▸ DO THIS
Write out the data below in full. Keep it exact.

▸ Dataset excerpts

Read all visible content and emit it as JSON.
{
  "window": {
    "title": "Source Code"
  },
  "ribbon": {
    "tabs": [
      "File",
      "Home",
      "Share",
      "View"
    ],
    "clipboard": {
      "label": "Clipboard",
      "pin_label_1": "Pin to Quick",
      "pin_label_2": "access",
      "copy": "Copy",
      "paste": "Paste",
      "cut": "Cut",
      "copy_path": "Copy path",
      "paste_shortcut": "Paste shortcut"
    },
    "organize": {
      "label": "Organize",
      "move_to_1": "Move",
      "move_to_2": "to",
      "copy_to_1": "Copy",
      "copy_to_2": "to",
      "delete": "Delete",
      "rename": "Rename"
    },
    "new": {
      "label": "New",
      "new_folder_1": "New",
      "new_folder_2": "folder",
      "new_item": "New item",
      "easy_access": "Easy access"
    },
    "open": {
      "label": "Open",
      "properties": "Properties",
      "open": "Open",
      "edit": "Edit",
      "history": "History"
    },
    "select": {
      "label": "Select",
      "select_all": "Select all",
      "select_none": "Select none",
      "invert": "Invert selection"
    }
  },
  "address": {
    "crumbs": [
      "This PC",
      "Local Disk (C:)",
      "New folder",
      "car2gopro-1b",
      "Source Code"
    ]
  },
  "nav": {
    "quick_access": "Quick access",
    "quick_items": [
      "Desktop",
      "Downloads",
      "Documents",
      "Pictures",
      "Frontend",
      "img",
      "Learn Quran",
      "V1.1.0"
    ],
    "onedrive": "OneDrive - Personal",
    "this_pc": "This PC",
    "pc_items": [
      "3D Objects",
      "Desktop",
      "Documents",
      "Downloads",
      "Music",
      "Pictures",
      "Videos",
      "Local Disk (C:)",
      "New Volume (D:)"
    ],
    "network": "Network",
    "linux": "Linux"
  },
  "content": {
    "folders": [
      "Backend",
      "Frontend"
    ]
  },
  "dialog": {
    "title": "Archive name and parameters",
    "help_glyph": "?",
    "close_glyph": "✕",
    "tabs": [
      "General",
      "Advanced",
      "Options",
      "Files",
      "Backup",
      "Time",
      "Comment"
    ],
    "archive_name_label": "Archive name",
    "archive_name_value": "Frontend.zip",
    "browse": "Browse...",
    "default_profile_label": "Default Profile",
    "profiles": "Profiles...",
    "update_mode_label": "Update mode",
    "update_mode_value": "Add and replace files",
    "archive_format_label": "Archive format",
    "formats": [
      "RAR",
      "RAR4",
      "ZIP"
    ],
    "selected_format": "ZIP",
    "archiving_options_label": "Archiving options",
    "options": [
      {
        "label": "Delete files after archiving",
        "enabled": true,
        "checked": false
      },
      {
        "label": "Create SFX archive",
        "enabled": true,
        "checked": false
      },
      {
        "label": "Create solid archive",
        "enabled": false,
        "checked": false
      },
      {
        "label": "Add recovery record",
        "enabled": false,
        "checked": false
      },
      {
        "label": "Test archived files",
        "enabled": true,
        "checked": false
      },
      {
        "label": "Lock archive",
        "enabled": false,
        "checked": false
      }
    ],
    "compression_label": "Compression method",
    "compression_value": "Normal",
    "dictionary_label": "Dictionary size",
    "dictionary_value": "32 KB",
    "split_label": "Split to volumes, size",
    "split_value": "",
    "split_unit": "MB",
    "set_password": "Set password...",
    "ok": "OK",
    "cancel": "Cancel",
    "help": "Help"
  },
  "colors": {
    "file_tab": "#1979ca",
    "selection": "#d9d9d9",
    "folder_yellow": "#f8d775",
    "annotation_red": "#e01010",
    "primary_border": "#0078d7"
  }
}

▸ WRITTEN SOLUTION
Read all visible content and emit it as JSON.
{
  "window": {
    "title": "Source Code"
  },
  "ribbon": {
    "tabs": [
      "File",
      "Home",
      "Share",
      "View"
    ],
    "clipboard": {
      "label": "Clipboard",
      "pin_label_1": "Pin to Quick",
      "pin_label_2": "access",
      "copy": "Copy",
      "paste": "Paste",
      "cut": "Cut",
      "copy_path": "Copy path",
      "paste_shortcut": "Paste shortcut"
    },
    "organize": {
      "label": "Organize",
      "move_to_1": "Move",
      "move_to_2": "to",
      "copy_to_1": "Copy",
      "copy_to_2": "to",
      "delete": "Delete",
      "rename": "Rename"
    },
    "new": {
      "label": "New",
      "new_folder_1": "New",
      "new_folder_2": "folder",
      "new_item": "New item",
      "easy_access": "Easy access"
    },
    "open": {
      "label": "Open",
      "properties": "Properties",
      "open": "Open",
      "edit": "Edit",
      "history": "History"
    },
    "select": {
      "label": "Select",
      "select_all": "Select all",
      "select_none": "Select none",
      "invert": "Invert selection"
    }
  },
  "address": {
    "crumbs": [
      "This PC",
      "Local Disk (C:)",
      "New folder",
      "car2gopro-1b",
      "Source Code"
    ]
  },
  "nav": {
    "quick_access": "Quick access",
    "quick_items": [
      "Desktop",
      "Downloads",
      "Documents",
      "Pictures",
      "Frontend",
      "img",
      "Learn Quran",
      "V1.1.0"
    ],
    "onedrive": "OneDrive - Personal",
    "this_pc": "This PC",
    "pc_items": [
      "3D Objects",
      "Desktop",
      "Documents",
      "Downloads",
      "Music",
      "Pictures",
      "Videos",
      "Local Disk (C:)",
      "New Volume (D:)"
    ],
    "network": "Network",
    "linux": "Linux"
  },
  "content": {
    "folders": [
      "Backend",
      "Frontend"
    ]
  },
  "dialog": {
    "title": "Archive name and parameters",
    "help_glyph": "?",
    "close_glyph": "✕",
    "tabs": [
      "General",
      "Advanced",
      "Options",
      "Files",
      "Backup",
      "Time",
      "Comment"
    ],
    "archive_name_label": "Archive name",
    "archive_name_value": "Frontend.zip",
    "browse": "Browse...",
    "default_profile_label": "Default Profile",
    "profiles": "Profiles...",
    "update_mode_label": "Update mode",
    "update_mode_value": "Add and replace files",
    "archive_format_label": "Archive format",
    "formats": [
      "RAR",
      "RAR4",
      "ZIP"
    ],
    "selected_format": "ZIP",
    "archiving_options_label": "Archiving options",
    "options": [
      {
        "label": "Delete files after archiving",
        "enabled": true,
        "checked": false
      },
      {
        "label": "Create SFX archive",
        "enabled": true,
        "checked": false
      },
      {
        "label": "Create solid archive",
        "enabled": false,
        "checked": false
      },
      {
        "label": "Add recovery record",
        "enabled": false,
        "checked": false
      },
      {
        "label": "Test archived files",
        "enabled": true,
        "checked": false
      },
      {
        "label": "Lock archive",
        "enabled": false,
        "checked": false
      }
    ],
    "compression_label": "Compression method",
    "compression_value": "Normal",
    "dictionary_label": "Dictionary size",
    "dictionary_value": "32 KB",
    "split_label": "Split to volumes, size",
    "split_value": "",
    "split_unit": "MB",
    "set_password": "Set password...",
    "ok": "OK",
    "cancel": "Cancel",
    "help": "Help"
  },
  "colors": {
    "file_tab": "#1979ca",
    "selection": "#d9d9d9",
    "folder_yellow": "#f8d775",
    "annotation_red": "#e01010",
    "primary_border": "#0078d7"
  }
}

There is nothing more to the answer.